#### Exercise brief:
Keep only the lines where "Summary" appears.

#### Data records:
--- start ---

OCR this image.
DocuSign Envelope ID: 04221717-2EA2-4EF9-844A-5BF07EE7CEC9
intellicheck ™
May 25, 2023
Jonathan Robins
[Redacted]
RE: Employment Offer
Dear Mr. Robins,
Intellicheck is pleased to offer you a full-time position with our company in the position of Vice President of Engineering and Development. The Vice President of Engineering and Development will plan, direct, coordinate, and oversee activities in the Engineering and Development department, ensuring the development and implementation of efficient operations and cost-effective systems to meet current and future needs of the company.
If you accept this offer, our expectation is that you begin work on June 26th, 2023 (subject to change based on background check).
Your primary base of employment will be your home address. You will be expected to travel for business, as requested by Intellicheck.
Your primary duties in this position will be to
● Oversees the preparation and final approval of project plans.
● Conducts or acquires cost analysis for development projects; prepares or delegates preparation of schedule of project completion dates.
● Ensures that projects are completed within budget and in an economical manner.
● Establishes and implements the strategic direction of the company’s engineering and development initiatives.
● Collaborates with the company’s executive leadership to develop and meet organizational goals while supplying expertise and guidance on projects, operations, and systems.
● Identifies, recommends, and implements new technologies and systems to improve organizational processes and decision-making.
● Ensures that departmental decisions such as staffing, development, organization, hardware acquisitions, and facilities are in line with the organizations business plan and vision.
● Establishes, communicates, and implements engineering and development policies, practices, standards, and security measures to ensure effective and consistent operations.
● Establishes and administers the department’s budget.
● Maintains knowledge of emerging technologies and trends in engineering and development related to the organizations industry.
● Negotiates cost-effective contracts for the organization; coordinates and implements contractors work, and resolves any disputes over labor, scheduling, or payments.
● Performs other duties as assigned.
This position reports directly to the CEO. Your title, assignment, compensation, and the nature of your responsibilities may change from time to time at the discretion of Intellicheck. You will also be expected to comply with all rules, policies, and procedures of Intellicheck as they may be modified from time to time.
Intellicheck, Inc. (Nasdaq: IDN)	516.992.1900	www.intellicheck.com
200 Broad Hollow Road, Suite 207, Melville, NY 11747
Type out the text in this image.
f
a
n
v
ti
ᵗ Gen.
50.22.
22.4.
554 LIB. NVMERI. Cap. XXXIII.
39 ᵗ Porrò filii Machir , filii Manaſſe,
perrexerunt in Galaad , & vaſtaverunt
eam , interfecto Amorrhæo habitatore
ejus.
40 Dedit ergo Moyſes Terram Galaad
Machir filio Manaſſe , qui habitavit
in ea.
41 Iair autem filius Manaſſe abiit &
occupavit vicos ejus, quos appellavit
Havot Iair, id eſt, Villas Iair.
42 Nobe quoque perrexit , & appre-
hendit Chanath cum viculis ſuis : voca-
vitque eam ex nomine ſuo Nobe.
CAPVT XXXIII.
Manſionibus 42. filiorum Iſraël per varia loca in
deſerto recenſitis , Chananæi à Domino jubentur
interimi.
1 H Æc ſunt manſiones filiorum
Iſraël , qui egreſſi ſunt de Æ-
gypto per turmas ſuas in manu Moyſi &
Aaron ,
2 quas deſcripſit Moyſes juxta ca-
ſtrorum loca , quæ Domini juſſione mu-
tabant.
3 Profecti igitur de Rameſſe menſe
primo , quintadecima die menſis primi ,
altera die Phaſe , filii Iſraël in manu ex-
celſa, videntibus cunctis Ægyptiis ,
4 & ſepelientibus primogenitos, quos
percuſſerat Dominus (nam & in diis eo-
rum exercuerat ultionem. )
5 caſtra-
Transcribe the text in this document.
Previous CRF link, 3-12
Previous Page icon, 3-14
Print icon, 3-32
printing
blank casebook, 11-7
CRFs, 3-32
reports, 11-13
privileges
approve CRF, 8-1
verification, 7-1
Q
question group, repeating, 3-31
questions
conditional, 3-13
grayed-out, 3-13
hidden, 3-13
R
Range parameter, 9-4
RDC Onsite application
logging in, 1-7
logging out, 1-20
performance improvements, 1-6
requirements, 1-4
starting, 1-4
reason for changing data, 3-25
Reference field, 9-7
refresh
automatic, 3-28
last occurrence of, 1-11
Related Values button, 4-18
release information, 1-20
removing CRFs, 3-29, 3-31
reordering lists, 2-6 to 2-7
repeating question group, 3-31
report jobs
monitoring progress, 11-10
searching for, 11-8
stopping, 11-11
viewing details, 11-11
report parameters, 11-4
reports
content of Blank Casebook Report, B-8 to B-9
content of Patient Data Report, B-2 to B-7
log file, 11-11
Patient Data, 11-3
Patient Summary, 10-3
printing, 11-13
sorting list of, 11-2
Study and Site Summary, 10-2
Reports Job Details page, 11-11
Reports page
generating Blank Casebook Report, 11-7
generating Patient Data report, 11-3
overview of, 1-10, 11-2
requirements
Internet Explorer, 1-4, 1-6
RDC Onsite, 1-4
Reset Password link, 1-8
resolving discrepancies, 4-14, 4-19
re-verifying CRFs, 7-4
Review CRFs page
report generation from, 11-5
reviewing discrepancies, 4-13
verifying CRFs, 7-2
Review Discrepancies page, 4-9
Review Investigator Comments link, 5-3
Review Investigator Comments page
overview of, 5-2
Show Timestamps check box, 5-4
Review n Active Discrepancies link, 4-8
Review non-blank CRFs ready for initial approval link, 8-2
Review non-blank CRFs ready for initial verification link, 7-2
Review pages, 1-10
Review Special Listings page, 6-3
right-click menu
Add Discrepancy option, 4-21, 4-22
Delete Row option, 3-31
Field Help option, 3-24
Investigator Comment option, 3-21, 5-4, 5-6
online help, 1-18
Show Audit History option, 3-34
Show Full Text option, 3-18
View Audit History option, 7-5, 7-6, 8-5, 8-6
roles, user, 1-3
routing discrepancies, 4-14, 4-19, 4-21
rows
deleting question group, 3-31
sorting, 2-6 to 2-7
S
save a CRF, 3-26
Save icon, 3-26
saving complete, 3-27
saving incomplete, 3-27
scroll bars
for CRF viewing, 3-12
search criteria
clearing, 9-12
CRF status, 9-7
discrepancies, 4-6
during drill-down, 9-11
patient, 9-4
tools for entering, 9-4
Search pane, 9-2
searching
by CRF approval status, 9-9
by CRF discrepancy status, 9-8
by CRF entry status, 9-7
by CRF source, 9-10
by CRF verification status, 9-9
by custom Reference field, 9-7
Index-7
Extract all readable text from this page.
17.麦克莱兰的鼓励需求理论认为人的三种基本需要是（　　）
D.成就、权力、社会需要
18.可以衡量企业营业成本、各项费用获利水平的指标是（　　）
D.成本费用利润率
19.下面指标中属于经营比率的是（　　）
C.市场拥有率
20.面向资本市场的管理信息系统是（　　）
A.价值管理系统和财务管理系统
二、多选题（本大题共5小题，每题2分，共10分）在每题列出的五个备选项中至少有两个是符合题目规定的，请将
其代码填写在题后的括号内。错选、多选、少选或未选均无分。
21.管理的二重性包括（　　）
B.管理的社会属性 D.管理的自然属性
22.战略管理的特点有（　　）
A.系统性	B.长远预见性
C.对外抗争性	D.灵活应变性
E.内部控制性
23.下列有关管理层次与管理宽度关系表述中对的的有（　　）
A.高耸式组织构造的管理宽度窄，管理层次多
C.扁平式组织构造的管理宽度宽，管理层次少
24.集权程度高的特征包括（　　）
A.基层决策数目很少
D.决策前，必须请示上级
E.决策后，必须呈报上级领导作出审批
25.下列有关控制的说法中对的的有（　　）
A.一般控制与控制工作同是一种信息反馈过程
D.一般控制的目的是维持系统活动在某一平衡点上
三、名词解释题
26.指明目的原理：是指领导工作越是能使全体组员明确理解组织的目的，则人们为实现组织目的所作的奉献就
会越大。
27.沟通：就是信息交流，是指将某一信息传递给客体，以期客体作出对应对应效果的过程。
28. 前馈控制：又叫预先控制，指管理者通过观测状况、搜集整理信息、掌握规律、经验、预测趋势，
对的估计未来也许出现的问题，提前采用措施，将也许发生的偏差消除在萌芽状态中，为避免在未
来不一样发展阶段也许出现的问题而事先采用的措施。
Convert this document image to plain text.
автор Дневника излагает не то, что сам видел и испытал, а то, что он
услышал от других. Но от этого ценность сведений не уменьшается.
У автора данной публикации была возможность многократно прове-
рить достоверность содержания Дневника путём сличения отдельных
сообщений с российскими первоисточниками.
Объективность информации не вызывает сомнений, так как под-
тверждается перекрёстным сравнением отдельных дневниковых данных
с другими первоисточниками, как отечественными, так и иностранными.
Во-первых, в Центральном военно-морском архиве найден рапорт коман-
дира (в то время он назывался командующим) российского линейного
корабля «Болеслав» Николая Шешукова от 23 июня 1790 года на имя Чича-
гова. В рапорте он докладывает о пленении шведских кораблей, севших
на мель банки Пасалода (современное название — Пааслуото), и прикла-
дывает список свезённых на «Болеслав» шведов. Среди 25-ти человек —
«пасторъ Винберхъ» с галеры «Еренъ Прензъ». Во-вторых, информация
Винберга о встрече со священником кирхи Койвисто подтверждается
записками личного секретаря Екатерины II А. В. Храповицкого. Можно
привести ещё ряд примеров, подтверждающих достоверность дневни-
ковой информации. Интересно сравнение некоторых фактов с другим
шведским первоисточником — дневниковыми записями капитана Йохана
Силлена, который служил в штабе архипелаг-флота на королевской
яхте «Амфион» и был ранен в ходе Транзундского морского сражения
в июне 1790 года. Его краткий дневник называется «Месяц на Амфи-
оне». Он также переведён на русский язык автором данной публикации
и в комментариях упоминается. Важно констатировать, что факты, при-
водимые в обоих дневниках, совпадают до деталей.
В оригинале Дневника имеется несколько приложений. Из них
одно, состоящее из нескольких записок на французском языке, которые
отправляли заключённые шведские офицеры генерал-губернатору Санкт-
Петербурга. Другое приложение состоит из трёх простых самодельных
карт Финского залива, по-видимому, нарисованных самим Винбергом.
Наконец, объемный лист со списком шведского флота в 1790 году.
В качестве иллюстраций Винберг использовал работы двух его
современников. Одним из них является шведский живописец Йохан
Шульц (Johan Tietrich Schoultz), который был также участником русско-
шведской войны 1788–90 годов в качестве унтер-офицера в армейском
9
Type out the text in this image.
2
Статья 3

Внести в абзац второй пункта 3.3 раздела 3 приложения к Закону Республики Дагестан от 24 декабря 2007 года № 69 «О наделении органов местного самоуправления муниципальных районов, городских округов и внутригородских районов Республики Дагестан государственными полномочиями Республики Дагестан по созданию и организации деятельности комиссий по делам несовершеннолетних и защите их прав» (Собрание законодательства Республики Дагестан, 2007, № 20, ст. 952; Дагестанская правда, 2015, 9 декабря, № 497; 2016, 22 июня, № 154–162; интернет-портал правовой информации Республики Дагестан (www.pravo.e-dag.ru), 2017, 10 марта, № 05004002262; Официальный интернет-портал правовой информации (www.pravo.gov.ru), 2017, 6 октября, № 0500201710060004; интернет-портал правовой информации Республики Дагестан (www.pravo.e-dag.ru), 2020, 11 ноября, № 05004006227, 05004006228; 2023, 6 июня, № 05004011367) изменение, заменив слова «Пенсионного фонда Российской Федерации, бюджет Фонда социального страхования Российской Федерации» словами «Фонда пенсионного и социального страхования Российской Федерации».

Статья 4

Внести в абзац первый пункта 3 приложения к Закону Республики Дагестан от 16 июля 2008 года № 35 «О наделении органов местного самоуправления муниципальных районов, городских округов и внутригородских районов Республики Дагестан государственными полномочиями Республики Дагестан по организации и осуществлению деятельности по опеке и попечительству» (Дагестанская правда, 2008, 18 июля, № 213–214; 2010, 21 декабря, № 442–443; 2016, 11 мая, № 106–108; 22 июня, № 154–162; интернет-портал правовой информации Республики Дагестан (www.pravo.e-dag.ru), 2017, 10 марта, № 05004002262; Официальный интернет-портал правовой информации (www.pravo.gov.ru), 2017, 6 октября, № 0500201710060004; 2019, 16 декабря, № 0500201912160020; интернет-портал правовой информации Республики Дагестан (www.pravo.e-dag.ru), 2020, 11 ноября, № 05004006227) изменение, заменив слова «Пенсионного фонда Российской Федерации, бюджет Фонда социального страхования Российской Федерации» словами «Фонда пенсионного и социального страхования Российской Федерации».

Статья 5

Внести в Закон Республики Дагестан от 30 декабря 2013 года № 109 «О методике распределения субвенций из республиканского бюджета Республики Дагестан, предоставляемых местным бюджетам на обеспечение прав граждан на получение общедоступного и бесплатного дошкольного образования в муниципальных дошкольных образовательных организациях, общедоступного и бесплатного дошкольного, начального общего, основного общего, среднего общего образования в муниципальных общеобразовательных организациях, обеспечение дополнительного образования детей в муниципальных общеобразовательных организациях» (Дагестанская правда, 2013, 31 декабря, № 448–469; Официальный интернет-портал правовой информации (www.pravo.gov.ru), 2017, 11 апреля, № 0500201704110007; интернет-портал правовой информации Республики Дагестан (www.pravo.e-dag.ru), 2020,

--- end ---

#### Response:
Patient Summary, 10-3
Study and Site Summary, 10-2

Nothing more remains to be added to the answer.